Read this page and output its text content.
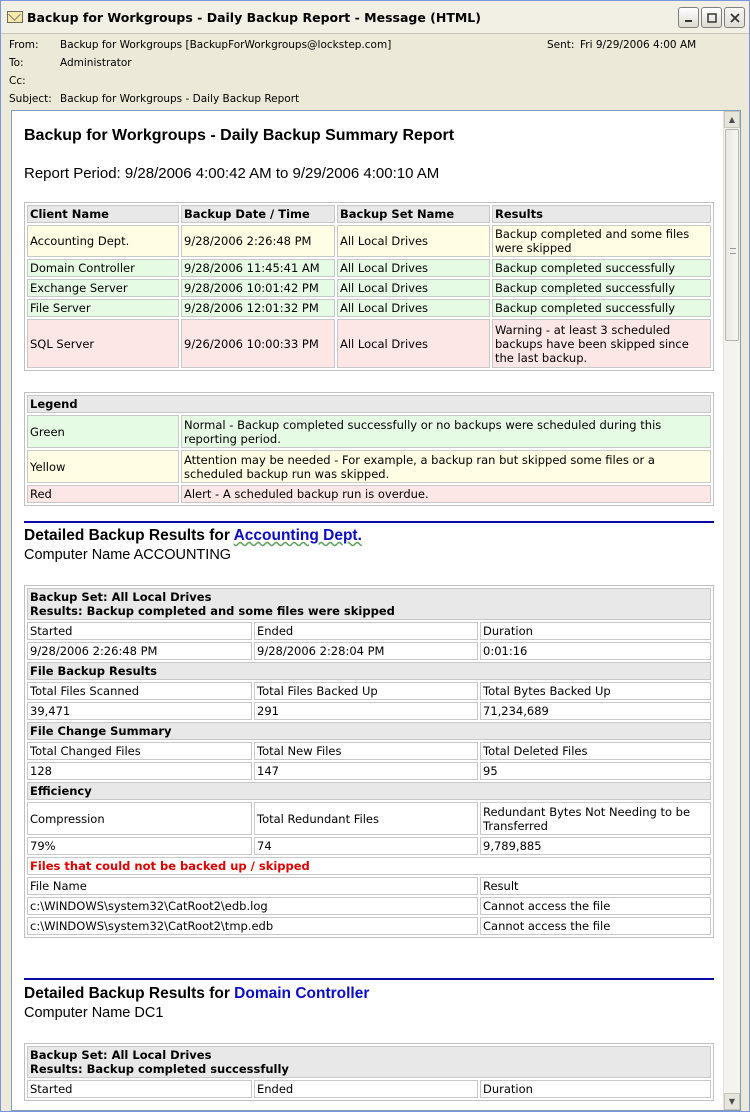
Backup for Workgroups - Daily Backup Report - Message (HTML)
From:	Backup for Workgroups [BackupForWorkgroups@lockstep.com]
To:	Administrator
Cc:
Subject: Backup for Workgroups - Daily Backup Report
Sent: Fri 9/29/2006 4:00 AM
▲
▼
Backup for Workgroups - Daily Backup Summary Report
Report Period: 9/28/2006 4:00:42 AM to 9/29/2006 4:00:10 AM
Client Name	Backup Date / Time	Backup Set Name	Results
Accounting Dept.	9/28/2006 2:26:48 PM	All Local Drives	Backup completed and some files were skipped
Domain Controller	9/28/2006 11:45:41 AM	All Local Drives	Backup completed successfully
Exchange Server	9/28/2006 10:01:42 PM	All Local Drives	Backup completed successfully
File Server	9/28/2006 12:01:32 PM	All Local Drives	Backup completed successfully
SQL Server	9/26/2006 10:00:33 PM	All Local Drives	Warning - at least 3 scheduled backups have been skipped since the last backup.
Legend	
Green	Normal - Backup completed successfully or no backups were scheduled during this reporting period.
Yellow	Attention may be needed - For example, a backup ran but skipped some files or a scheduled backup run was skipped.
Red	Alert - A scheduled backup run is overdue.
Detailed Backup Results for Accounting Dept.
Computer Name ACCOUNTING
Backup Set: All Local Drives
Results: Backup completed and some files were skipped		

Started	Ended	Duration
9/28/2006 2:26:48 PM	9/28/2006 2:28:04 PM	0:01:16
File Backup Results		
Total Files Scanned	Total Files Backed Up	Total Bytes Backed Up
39,471	291	71,234,689
File Change Summary		
Total Changed Files	Total New Files	Total Deleted Files
128	147	95
Efficiency		
Compression	Total Redundant Files	Redundant Bytes Not Needing to be Transferred
79%	74	9,789,885
Files that could not be backed up / skipped		
File Name		Result
c:\WINDOWS\system32\CatRoot2\edb.log		Cannot access the file
c:\WINDOWS\system32\CatRoot2\tmp.edb		Cannot access the file
Detailed Backup Results for Domain Controller
Computer Name DC1
Backup Set: All Local Drives
Results: Backup completed successfully

Started	Ended	Duration
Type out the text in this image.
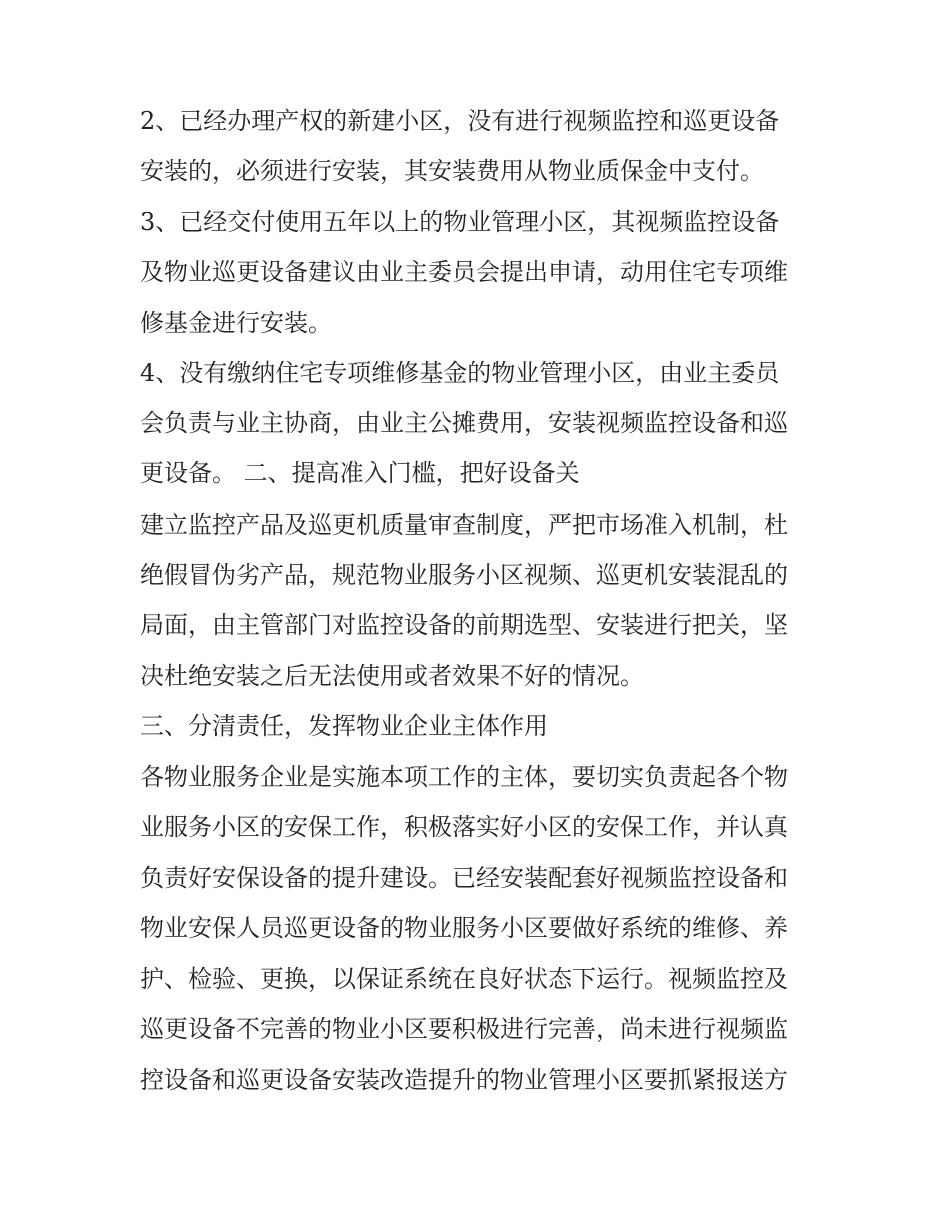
2、已经办理产权的新建小区，没有进行视频监控和巡更设备
安装的，必须进行安装，其安装费用从物业质保金中支付。
3、已经交付使用五年以上的物业管理小区，其视频监控设备
及物业巡更设备建议由业主委员会提出申请，动用住宅专项维
修基金进行安装。
4、没有缴纳住宅专项维修基金的物业管理小区，由业主委员
会负责与业主协商，由业主公摊费用，安装视频监控设备和巡
更设备。 二、提高准入门槛，把好设备关
建立监控产品及巡更机质量审查制度，严把市场准入机制，杜
绝假冒伪劣产品，规范物业服务小区视频、巡更机安装混乱的
局面，由主管部门对监控设备的前期选型、安装进行把关，坚
决杜绝安装之后无法使用或者效果不好的情况。
三、分清责任，发挥物业企业主体作用
各物业服务企业是实施本项工作的主体，要切实负责起各个物
业服务小区的安保工作，积极落实好小区的安保工作，并认真
负责好安保设备的提升建设。已经安装配套好视频监控设备和
物业安保人员巡更设备的物业服务小区要做好系统的维修、养
护、检验、更换，以保证系统在良好状态下运行。视频监控及
巡更设备不完善的物业小区要积极进行完善，尚未进行视频监
控设备和巡更设备安装改造提升的物业管理小区要抓紧报送方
---
=== WHAT THE TASK ASKS ===
Return all the entries word for word, but omit any pictures they contain.

=== EXERCISE SOLUTION ===
Read this page and output its text content.
Backup for Workgroups - Daily Backup Report - Message (HTML)
From:	Backup for Workgroups [BackupForWorkgroups@lockstep.com]
To:	Administrator
Cc:
Subject: Backup for Workgroups - Daily Backup Report
Sent: Fri 9/29/2006 4:00 AM
▲
▼
Backup for Workgroups - Daily Backup Summary Report
Report Period: 9/28/2006 4:00:42 AM to 9/29/2006 4:00:10 AM
Client Name	Backup Date / Time	Backup Set Name	Results
Accounting Dept.	9/28/2006 2:26:48 PM	All Local Drives	Backup completed and some files were skipped
Domain Controller	9/28/2006 11:45:41 AM	All Local Drives	Backup completed successfully
Exchange Server	9/28/2006 10:01:42 PM	All Local Drives	Backup completed successfully
File Server	9/28/2006 12:01:32 PM	All Local Drives	Backup completed successfully
SQL Server	9/26/2006 10:00:33 PM	All Local Drives	Warning - at least 3 scheduled backups have been skipped since the last backup.
Legend	
Green	Normal - Backup completed successfully or no backups were scheduled during this reporting period.
Yellow	Attention may be needed - For example, a backup ran but skipped some files or a scheduled backup run was skipped.
Red	Alert - A scheduled backup run is overdue.
Detailed Backup Results for Accounting Dept.
Computer Name ACCOUNTING
Backup Set: All Local Drives
Results: Backup completed and some files were skipped		

Started	Ended	Duration
9/28/2006 2:26:48 PM	9/28/2006 2:28:04 PM	0:01:16
File Backup Results		
Total Files Scanned	Total Files Backed Up	Total Bytes Backed Up
39,471	291	71,234,689
File Change Summary		
Total Changed Files	Total New Files	Total Deleted Files
128	147	95
Efficiency		
Compression	Total Redundant Files	Redundant Bytes Not Needing to be Transferred
79%	74	9,789,885
Files that could not be backed up / skipped		
File Name		Result
c:\WINDOWS\system32\CatRoot2\edb.log		Cannot access the file
c:\WINDOWS\system32\CatRoot2\tmp.edb		Cannot access the file
Detailed Backup Results for Domain Controller
Computer Name DC1
Backup Set: All Local Drives
Results: Backup completed successfully

Started	Ended	Duration
Type out the text in this image.
2、已经办理产权的新建小区，没有进行视频监控和巡更设备
安装的，必须进行安装，其安装费用从物业质保金中支付。
3、已经交付使用五年以上的物业管理小区，其视频监控设备
及物业巡更设备建议由业主委员会提出申请，动用住宅专项维
修基金进行安装。
4、没有缴纳住宅专项维修基金的物业管理小区，由业主委员
会负责与业主协商，由业主公摊费用，安装视频监控设备和巡
更设备。 二、提高准入门槛，把好设备关
建立监控产品及巡更机质量审查制度，严把市场准入机制，杜
绝假冒伪劣产品，规范物业服务小区视频、巡更机安装混乱的
局面，由主管部门对监控设备的前期选型、安装进行把关，坚
决杜绝安装之后无法使用或者效果不好的情况。
三、分清责任，发挥物业企业主体作用
各物业服务企业是实施本项工作的主体，要切实负责起各个物
业服务小区的安保工作，积极落实好小区的安保工作，并认真
负责好安保设备的提升建设。已经安装配套好视频监控设备和
物业安保人员巡更设备的物业服务小区要做好系统的维修、养
护、检验、更换，以保证系统在良好状态下运行。视频监控及
巡更设备不完善的物业小区要积极进行完善，尚未进行视频监
控设备和巡更设备安装改造提升的物业管理小区要抓紧报送方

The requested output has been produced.